Would you transcribe the whole listing exactly, minus its pictures?

Data excerpts =>
_ _ _ _ _ _ _
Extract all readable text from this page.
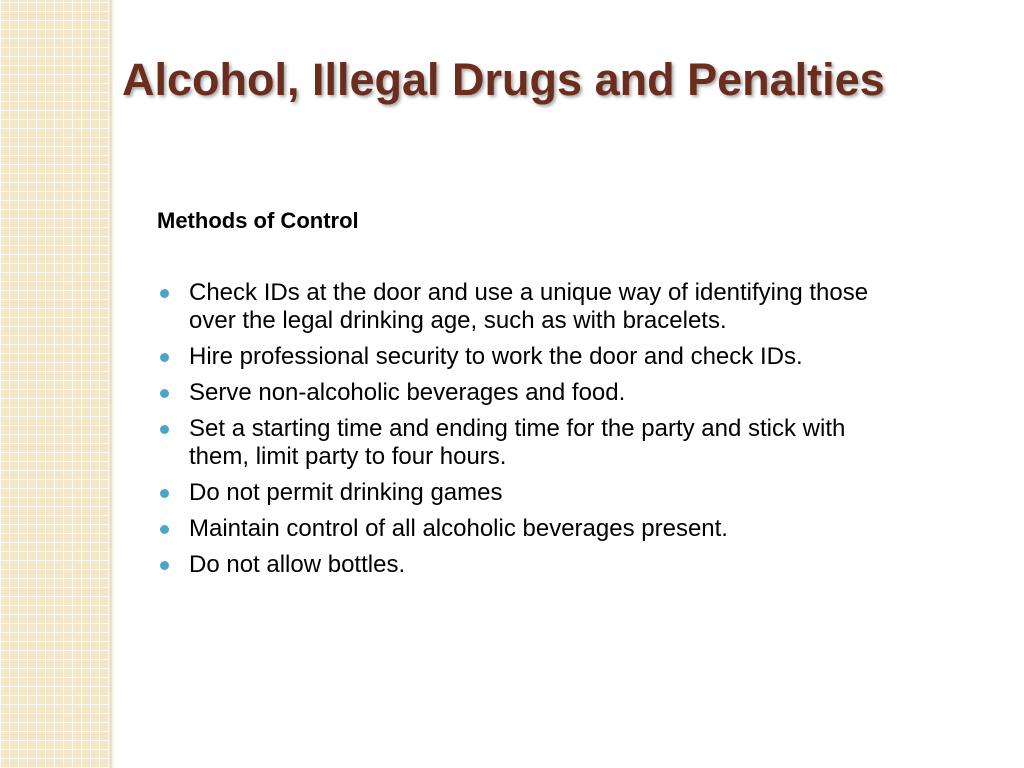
Alcohol, Illegal Drugs and Penalties

Methods of Control

Check IDs at the door and use a unique way of identifying those over the legal drinking age, such as with bracelets.
Hire professional security to work the door and check IDs.
Serve non-alcoholic beverages and food.
Set a starting time and ending time for the party and stick with them, limit party to four hours.
Do not permit drinking games
Maintain control of all alcoholic beverages present.
Do not allow bottles.
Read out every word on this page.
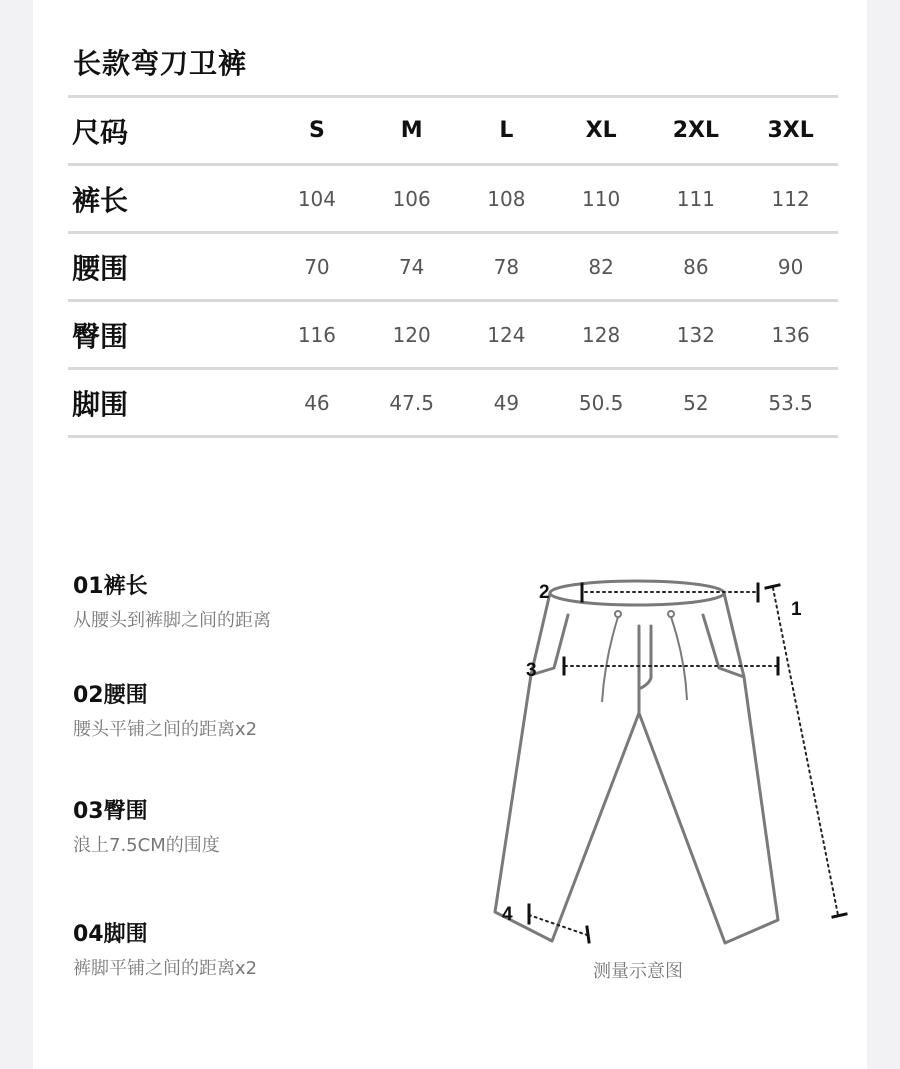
长款弯刀卫裤
尺码	S	M	L	XL	2XL	3XL
裤长	104	106	108	110	111	112
腰围	70	74	78	82	86	90
臀围	116	120	124	128	132	136
脚围	46	47.5	49	50.5	52	53.5
01裤长
从腰头到裤脚之间的距离
02腰围
腰头平铺之间的距离x2
03臀围
浪上7.5CM的围度
04脚围
裤脚平铺之间的距离x2
1
2
3
4
测量示意图
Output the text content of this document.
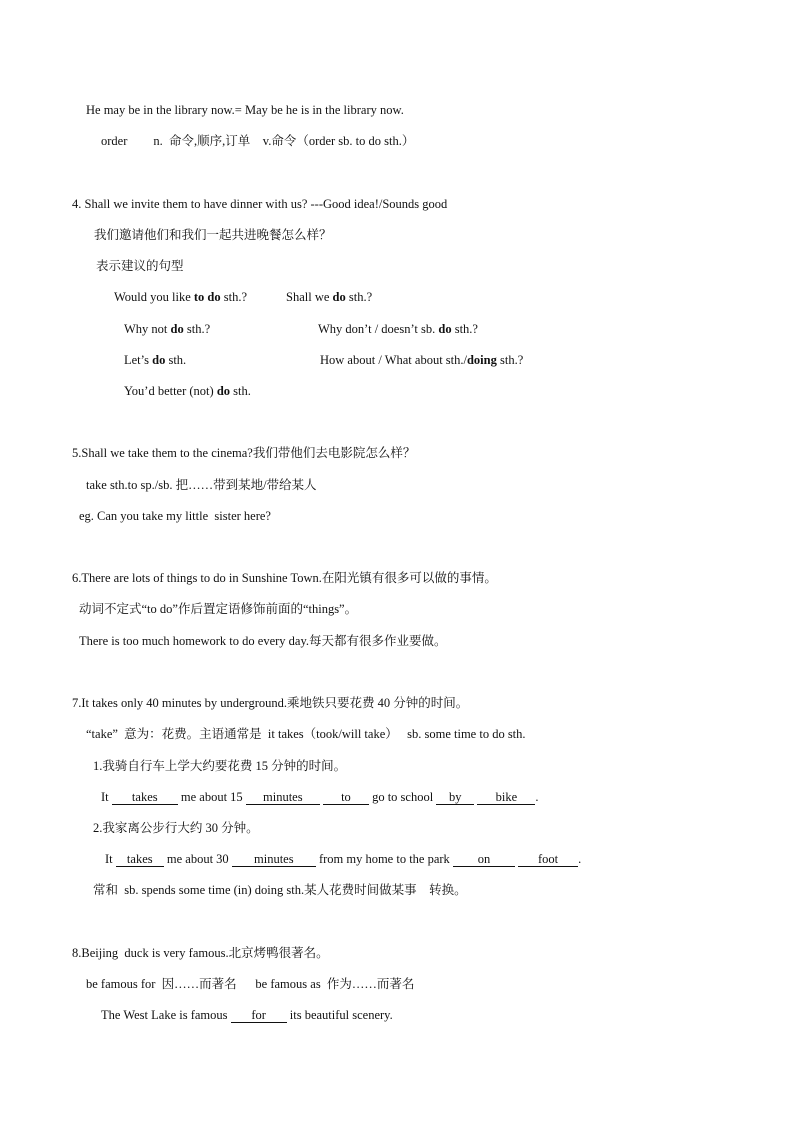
He may be in the library now.= May be he is in the library now.
order n.  命令,顺序,订单    v.命令（order sb. to do sth.）
4. Shall we invite them to have dinner with us? ---Good idea!/Sounds good
我们邀请他们和我们一起共进晚餐怎么样？
表示建议的句型
Would you like to do sth.?	Shall we do sth.?
Why not do sth.?	Why don’t / doesn’t sb. do sth.?
Let’s do sth.	How about / What about sth./doing sth.?
You’d better (not) do sth.
5.Shall we take them to the cinema?我们带他们去电影院怎么样？
take sth.to sp./sb. 把……带到某地/带给某人
eg. Can you take my little  sister here?
6.There are lots of things to do in Sunshine Town.在阳光镇有很多可以做的事情。
动词不定式“to do”作后置定语修饰前面的“things”。
There is too much homework to do every day.每天都有很多作业要做。
7.It takes only 40 minutes by underground.乘地铁只要花费 40 分钟的时间。
“take”  意为：花费。主语通常是  it takes（took/will take）   sb. some time to do sth.
1.我骑自行车上学大约要花费 15 分钟的时间。
It takes me about 15 minutes	to go to school by	bike .
2.我家离公步行大约 30 分钟。
It takes me about 30 minutes from my home to the park on	foot .
常和  sb. spends some time (in) doing sth.某人花费时间做某事    转换。
8.Beijing  duck is very famous.北京烤鸭很著名。
be famous for  因……而著名      be famous as  作为……而著名
The West Lake is famous for its beautiful scenery.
_ _ _ _ _ _ _
Result for this exercise =>
Extract all readable text from this page.
Alcohol, Illegal Drugs and Penalties

Methods of Control

Check IDs at the door and use a unique way of identifying those over the legal drinking age, such as with bracelets.
Hire professional security to work the door and check IDs.
Serve non-alcoholic beverages and food.
Set a starting time and ending time for the party and stick with them, limit party to four hours.
Do not permit drinking games
Maintain control of all alcoholic beverages present.
Do not allow bottles.
Read out every word on this page.
长款弯刀卫裤
尺码	S	M	L	XL	2XL	3XL
裤长	104	106	108	110	111	112
腰围	70	74	78	82	86	90
臀围	116	120	124	128	132	136
脚围	46	47.5	49	50.5	52	53.5
01裤长
从腰头到裤脚之间的距离
02腰围
腰头平铺之间的距离x2
03臀围
浪上7.5CM的围度
04脚围
裤脚平铺之间的距离x2
1
2
3
4
测量示意图
Output the text content of this document.
He may be in the library now.= May be he is in the library now.
order n.  命令,顺序,订单    v.命令（order sb. to do sth.）
4. Shall we invite them to have dinner with us? ---Good idea!/Sounds good
我们邀请他们和我们一起共进晚餐怎么样？
表示建议的句型
Would you like to do sth.?	Shall we do sth.?
Why not do sth.?	Why don’t / doesn’t sb. do sth.?
Let’s do sth.	How about / What about sth./doing sth.?
You’d better (not) do sth.
5.Shall we take them to the cinema?我们带他们去电影院怎么样？
take sth.to sp./sb. 把……带到某地/带给某人
eg. Can you take my little  sister here?
6.There are lots of things to do in Sunshine Town.在阳光镇有很多可以做的事情。
动词不定式“to do”作后置定语修饰前面的“things”。
There is too much homework to do every day.每天都有很多作业要做。
7.It takes only 40 minutes by underground.乘地铁只要花费 40 分钟的时间。
“take”  意为：花费。主语通常是  it takes（took/will take）   sb. some time to do sth.
1.我骑自行车上学大约要花费 15 分钟的时间。
It takes me about 15 minutes	to go to school by	bike .
2.我家离公步行大约 30 分钟。
It takes me about 30 minutes from my home to the park on	foot .
常和  sb. spends some time (in) doing sth.某人花费时间做某事    转换。
8.Beijing  duck is very famous.北京烤鸭很著名。
be famous for  因……而著名      be famous as  作为……而著名
The West Lake is famous for its beautiful scenery.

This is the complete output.